| EXERCISE TASK |
The material below should be written out in full and exactly; pictures stay out of the copy.

------------------------------------------------------------------------

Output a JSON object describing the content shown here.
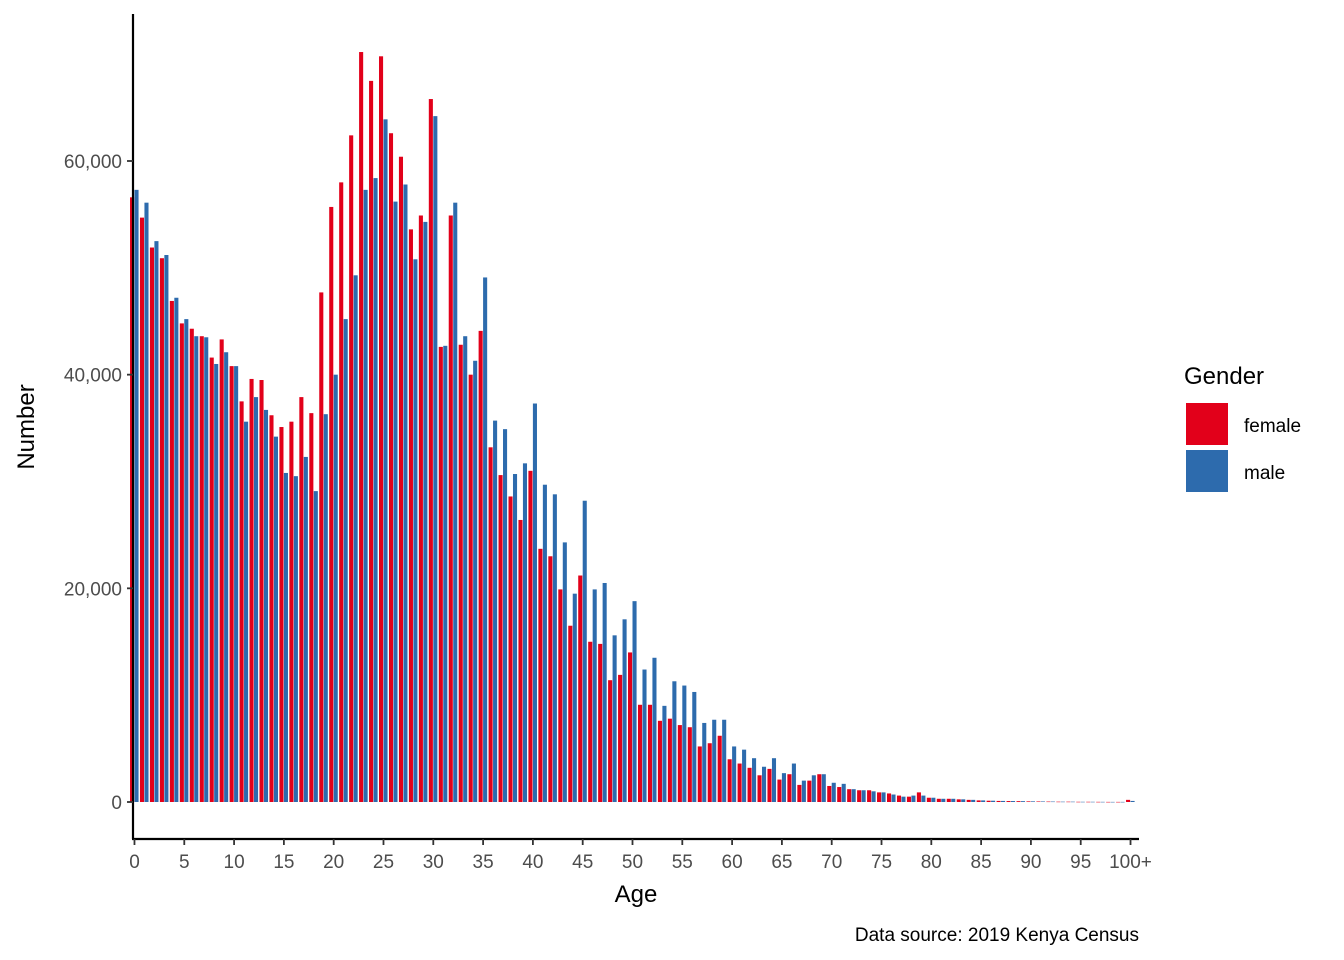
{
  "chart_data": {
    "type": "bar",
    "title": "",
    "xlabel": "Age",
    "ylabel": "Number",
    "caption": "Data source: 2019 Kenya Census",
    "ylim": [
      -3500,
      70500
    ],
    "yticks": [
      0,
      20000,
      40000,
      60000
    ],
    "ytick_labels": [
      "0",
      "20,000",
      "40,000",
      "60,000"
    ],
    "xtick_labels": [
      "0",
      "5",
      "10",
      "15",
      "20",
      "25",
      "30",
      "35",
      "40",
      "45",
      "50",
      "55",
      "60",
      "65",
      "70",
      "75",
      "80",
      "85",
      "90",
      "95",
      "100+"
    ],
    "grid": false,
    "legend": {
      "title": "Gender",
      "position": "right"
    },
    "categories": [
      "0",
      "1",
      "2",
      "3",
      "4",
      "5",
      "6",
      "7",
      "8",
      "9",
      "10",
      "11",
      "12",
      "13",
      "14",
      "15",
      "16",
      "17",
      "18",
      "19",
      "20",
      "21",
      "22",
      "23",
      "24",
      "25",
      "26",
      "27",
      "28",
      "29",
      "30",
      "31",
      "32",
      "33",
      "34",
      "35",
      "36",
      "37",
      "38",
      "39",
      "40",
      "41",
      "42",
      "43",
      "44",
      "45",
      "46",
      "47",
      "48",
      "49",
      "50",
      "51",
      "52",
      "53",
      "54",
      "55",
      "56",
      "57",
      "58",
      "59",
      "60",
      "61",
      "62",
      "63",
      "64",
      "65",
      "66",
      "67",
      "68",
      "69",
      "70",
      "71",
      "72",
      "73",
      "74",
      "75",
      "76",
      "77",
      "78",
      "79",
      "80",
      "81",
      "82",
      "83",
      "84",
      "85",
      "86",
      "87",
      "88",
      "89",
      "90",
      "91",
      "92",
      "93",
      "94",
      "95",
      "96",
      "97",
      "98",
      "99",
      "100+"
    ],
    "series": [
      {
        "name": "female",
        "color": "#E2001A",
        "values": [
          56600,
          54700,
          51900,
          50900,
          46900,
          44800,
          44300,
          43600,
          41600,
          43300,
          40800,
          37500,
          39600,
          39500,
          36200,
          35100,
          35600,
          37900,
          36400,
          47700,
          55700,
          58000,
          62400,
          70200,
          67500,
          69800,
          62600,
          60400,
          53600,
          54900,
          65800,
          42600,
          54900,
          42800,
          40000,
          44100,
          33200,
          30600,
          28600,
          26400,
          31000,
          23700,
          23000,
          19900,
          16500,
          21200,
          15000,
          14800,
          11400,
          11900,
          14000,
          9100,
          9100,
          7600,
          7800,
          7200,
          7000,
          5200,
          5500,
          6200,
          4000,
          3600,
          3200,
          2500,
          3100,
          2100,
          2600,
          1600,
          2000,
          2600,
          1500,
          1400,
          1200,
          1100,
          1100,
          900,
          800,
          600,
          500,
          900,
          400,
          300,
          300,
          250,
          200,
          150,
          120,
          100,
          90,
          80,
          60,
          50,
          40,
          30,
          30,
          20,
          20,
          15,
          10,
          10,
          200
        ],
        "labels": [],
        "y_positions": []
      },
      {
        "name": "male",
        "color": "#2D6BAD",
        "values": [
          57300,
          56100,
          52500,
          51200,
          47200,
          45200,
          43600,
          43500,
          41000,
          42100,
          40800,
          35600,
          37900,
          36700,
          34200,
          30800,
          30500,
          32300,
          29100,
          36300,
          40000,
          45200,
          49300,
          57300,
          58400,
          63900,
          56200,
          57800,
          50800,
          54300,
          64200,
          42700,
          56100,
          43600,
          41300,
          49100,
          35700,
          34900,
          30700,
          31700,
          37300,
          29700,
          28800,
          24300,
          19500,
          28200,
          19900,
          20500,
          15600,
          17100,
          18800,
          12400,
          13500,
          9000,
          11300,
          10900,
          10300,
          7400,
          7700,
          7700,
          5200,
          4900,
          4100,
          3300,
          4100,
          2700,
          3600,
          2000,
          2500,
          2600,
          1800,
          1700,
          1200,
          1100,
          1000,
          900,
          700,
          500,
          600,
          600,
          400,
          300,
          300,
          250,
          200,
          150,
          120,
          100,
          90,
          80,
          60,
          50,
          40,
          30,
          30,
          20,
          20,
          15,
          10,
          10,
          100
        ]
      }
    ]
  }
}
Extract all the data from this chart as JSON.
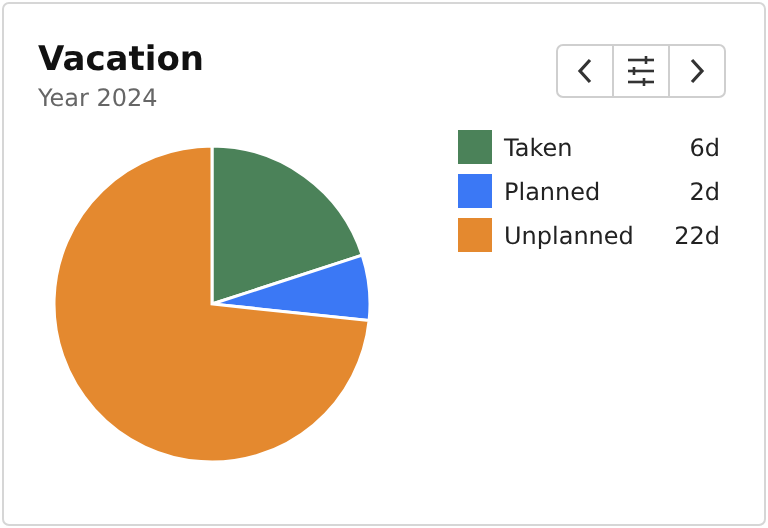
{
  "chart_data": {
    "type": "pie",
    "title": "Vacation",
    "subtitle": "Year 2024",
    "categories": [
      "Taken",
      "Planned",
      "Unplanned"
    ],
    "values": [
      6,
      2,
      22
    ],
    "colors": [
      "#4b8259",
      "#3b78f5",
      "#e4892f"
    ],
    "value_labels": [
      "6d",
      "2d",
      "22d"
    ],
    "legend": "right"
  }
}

------------------------------------------------------------------------

| ANSWER TO THIS TASK |
Output a JSON object describing the content shown here.
{
  "chart_data": {
    "type": "bar",
    "title": "",
    "xlabel": "Age",
    "ylabel": "Number",
    "caption": "Data source: 2019 Kenya Census",
    "ylim": [
      -3500,
      70500
    ],
    "yticks": [
      0,
      20000,
      40000,
      60000
    ],
    "ytick_labels": [
      "0",
      "20,000",
      "40,000",
      "60,000"
    ],
    "xtick_labels": [
      "0",
      "5",
      "10",
      "15",
      "20",
      "25",
      "30",
      "35",
      "40",
      "45",
      "50",
      "55",
      "60",
      "65",
      "70",
      "75",
      "80",
      "85",
      "90",
      "95",
      "100+"
    ],
    "grid": false,
    "legend": {
      "title": "Gender",
      "position": "right"
    },
    "categories": [
      "0",
      "1",
      "2",
      "3",
      "4",
      "5",
      "6",
      "7",
      "8",
      "9",
      "10",
      "11",
      "12",
      "13",
      "14",
      "15",
      "16",
      "17",
      "18",
      "19",
      "20",
      "21",
      "22",
      "23",
      "24",
      "25",
      "26",
      "27",
      "28",
      "29",
      "30",
      "31",
      "32",
      "33",
      "34",
      "35",
      "36",
      "37",
      "38",
      "39",
      "40",
      "41",
      "42",
      "43",
      "44",
      "45",
      "46",
      "47",
      "48",
      "49",
      "50",
      "51",
      "52",
      "53",
      "54",
      "55",
      "56",
      "57",
      "58",
      "59",
      "60",
      "61",
      "62",
      "63",
      "64",
      "65",
      "66",
      "67",
      "68",
      "69",
      "70",
      "71",
      "72",
      "73",
      "74",
      "75",
      "76",
      "77",
      "78",
      "79",
      "80",
      "81",
      "82",
      "83",
      "84",
      "85",
      "86",
      "87",
      "88",
      "89",
      "90",
      "91",
      "92",
      "93",
      "94",
      "95",
      "96",
      "97",
      "98",
      "99",
      "100+"
    ],
    "series": [
      {
        "name": "female",
        "color": "#E2001A",
        "values": [
          56600,
          54700,
          51900,
          50900,
          46900,
          44800,
          44300,
          43600,
          41600,
          43300,
          40800,
          37500,
          39600,
          39500,
          36200,
          35100,
          35600,
          37900,
          36400,
          47700,
          55700,
          58000,
          62400,
          70200,
          67500,
          69800,
          62600,
          60400,
          53600,
          54900,
          65800,
          42600,
          54900,
          42800,
          40000,
          44100,
          33200,
          30600,
          28600,
          26400,
          31000,
          23700,
          23000,
          19900,
          16500,
          21200,
          15000,
          14800,
          11400,
          11900,
          14000,
          9100,
          9100,
          7600,
          7800,
          7200,
          7000,
          5200,
          5500,
          6200,
          4000,
          3600,
          3200,
          2500,
          3100,
          2100,
          2600,
          1600,
          2000,
          2600,
          1500,
          1400,
          1200,
          1100,
          1100,
          900,
          800,
          600,
          500,
          900,
          400,
          300,
          300,
          250,
          200,
          150,
          120,
          100,
          90,
          80,
          60,
          50,
          40,
          30,
          30,
          20,
          20,
          15,
          10,
          10,
          200
        ],
        "labels": [],
        "y_positions": []
      },
      {
        "name": "male",
        "color": "#2D6BAD",
        "values": [
          57300,
          56100,
          52500,
          51200,
          47200,
          45200,
          43600,
          43500,
          41000,
          42100,
          40800,
          35600,
          37900,
          36700,
          34200,
          30800,
          30500,
          32300,
          29100,
          36300,
          40000,
          45200,
          49300,
          57300,
          58400,
          63900,
          56200,
          57800,
          50800,
          54300,
          64200,
          42700,
          56100,
          43600,
          41300,
          49100,
          35700,
          34900,
          30700,
          31700,
          37300,
          29700,
          28800,
          24300,
          19500,
          28200,
          19900,
          20500,
          15600,
          17100,
          18800,
          12400,
          13500,
          9000,
          11300,
          10900,
          10300,
          7400,
          7700,
          7700,
          5200,
          4900,
          4100,
          3300,
          4100,
          2700,
          3600,
          2000,
          2500,
          2600,
          1800,
          1700,
          1200,
          1100,
          1000,
          900,
          700,
          500,
          600,
          600,
          400,
          300,
          300,
          250,
          200,
          150,
          120,
          100,
          90,
          80,
          60,
          50,
          40,
          30,
          30,
          20,
          20,
          15,
          10,
          10,
          100
        ]
      }
    ]
  }
}
Extract all the data from this chart as JSON.
{
  "chart_data": {
    "type": "pie",
    "title": "Vacation",
    "subtitle": "Year 2024",
    "categories": [
      "Taken",
      "Planned",
      "Unplanned"
    ],
    "values": [
      6,
      2,
      22
    ],
    "colors": [
      "#4b8259",
      "#3b78f5",
      "#e4892f"
    ],
    "value_labels": [
      "6d",
      "2d",
      "22d"
    ],
    "legend": "right"
  }
}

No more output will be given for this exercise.